SET PROBLEM — Take all the material and copy it exactly.

= = = = =

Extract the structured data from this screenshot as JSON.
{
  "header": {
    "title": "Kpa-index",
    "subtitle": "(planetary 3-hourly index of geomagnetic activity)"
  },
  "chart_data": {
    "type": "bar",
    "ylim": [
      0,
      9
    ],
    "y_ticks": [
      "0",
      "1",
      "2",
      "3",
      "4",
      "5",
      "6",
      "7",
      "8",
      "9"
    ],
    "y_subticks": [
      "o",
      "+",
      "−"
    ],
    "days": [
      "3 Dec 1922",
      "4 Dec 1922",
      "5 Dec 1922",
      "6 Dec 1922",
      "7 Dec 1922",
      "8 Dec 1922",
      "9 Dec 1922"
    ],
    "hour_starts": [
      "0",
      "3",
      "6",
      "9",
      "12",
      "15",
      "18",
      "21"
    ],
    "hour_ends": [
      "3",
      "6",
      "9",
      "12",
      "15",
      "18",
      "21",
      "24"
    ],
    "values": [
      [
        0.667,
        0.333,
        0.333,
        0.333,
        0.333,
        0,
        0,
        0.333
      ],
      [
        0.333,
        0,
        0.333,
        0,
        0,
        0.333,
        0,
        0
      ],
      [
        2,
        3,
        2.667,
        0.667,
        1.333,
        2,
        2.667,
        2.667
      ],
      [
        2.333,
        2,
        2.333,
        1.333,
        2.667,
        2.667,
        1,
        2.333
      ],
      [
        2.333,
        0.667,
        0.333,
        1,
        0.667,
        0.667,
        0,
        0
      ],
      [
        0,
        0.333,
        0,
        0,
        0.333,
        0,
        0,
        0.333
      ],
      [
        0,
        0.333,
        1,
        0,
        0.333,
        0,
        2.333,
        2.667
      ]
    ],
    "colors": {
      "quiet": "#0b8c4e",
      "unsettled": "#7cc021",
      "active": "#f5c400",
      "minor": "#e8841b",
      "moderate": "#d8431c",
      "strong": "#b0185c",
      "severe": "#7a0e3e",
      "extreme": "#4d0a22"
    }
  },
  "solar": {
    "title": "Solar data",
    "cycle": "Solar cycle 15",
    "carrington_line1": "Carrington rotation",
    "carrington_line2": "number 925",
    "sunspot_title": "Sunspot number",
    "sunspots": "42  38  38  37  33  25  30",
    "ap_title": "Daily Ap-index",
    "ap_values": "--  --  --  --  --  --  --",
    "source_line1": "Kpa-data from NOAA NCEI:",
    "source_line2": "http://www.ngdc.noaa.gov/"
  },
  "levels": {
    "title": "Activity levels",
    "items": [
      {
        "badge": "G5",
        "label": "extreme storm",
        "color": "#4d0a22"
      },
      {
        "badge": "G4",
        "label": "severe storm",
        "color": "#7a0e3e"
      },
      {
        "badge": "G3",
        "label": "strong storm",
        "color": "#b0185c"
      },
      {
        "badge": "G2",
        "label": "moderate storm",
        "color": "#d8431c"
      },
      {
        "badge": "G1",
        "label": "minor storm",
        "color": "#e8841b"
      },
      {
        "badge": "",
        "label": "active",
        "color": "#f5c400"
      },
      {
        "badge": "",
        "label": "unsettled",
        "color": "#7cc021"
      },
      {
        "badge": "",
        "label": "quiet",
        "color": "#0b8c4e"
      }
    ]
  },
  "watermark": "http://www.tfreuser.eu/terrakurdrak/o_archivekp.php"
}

= = = = =

PROBLEM SOLUTION —
Extract the structured data from this screenshot as JSON.
{
  "header": {
    "title": "Kpa-index",
    "subtitle": "(planetary 3-hourly index of geomagnetic activity)"
  },
  "chart_data": {
    "type": "bar",
    "ylim": [
      0,
      9
    ],
    "y_ticks": [
      "0",
      "1",
      "2",
      "3",
      "4",
      "5",
      "6",
      "7",
      "8",
      "9"
    ],
    "y_subticks": [
      "o",
      "+",
      "−"
    ],
    "days": [
      "3 Dec 1922",
      "4 Dec 1922",
      "5 Dec 1922",
      "6 Dec 1922",
      "7 Dec 1922",
      "8 Dec 1922",
      "9 Dec 1922"
    ],
    "hour_starts": [
      "0",
      "3",
      "6",
      "9",
      "12",
      "15",
      "18",
      "21"
    ],
    "hour_ends": [
      "3",
      "6",
      "9",
      "12",
      "15",
      "18",
      "21",
      "24"
    ],
    "values": [
      [
        0.667,
        0.333,
        0.333,
        0.333,
        0.333,
        0,
        0,
        0.333
      ],
      [
        0.333,
        0,
        0.333,
        0,
        0,
        0.333,
        0,
        0
      ],
      [
        2,
        3,
        2.667,
        0.667,
        1.333,
        2,
        2.667,
        2.667
      ],
      [
        2.333,
        2,
        2.333,
        1.333,
        2.667,
        2.667,
        1,
        2.333
      ],
      [
        2.333,
        0.667,
        0.333,
        1,
        0.667,
        0.667,
        0,
        0
      ],
      [
        0,
        0.333,
        0,
        0,
        0.333,
        0,
        0,
        0.333
      ],
      [
        0,
        0.333,
        1,
        0,
        0.333,
        0,
        2.333,
        2.667
      ]
    ],
    "colors": {
      "quiet": "#0b8c4e",
      "unsettled": "#7cc021",
      "active": "#f5c400",
      "minor": "#e8841b",
      "moderate": "#d8431c",
      "strong": "#b0185c",
      "severe": "#7a0e3e",
      "extreme": "#4d0a22"
    }
  },
  "solar": {
    "title": "Solar data",
    "cycle": "Solar cycle 15",
    "carrington_line1": "Carrington rotation",
    "carrington_line2": "number 925",
    "sunspot_title": "Sunspot number",
    "sunspots": "42  38  38  37  33  25  30",
    "ap_title": "Daily Ap-index",
    "ap_values": "--  --  --  --  --  --  --",
    "source_line1": "Kpa-data from NOAA NCEI:",
    "source_line2": "http://www.ngdc.noaa.gov/"
  },
  "levels": {
    "title": "Activity levels",
    "items": [
      {
        "badge": "G5",
        "label": "extreme storm",
        "color": "#4d0a22"
      },
      {
        "badge": "G4",
        "label": "severe storm",
        "color": "#7a0e3e"
      },
      {
        "badge": "G3",
        "label": "strong storm",
        "color": "#b0185c"
      },
      {
        "badge": "G2",
        "label": "moderate storm",
        "color": "#d8431c"
      },
      {
        "badge": "G1",
        "label": "minor storm",
        "color": "#e8841b"
      },
      {
        "badge": "",
        "label": "active",
        "color": "#f5c400"
      },
      {
        "badge": "",
        "label": "unsettled",
        "color": "#7cc021"
      },
      {
        "badge": "",
        "label": "quiet",
        "color": "#0b8c4e"
      }
    ]
  },
  "watermark": "http://www.tfreuser.eu/terrakurdrak/o_archivekp.php"
}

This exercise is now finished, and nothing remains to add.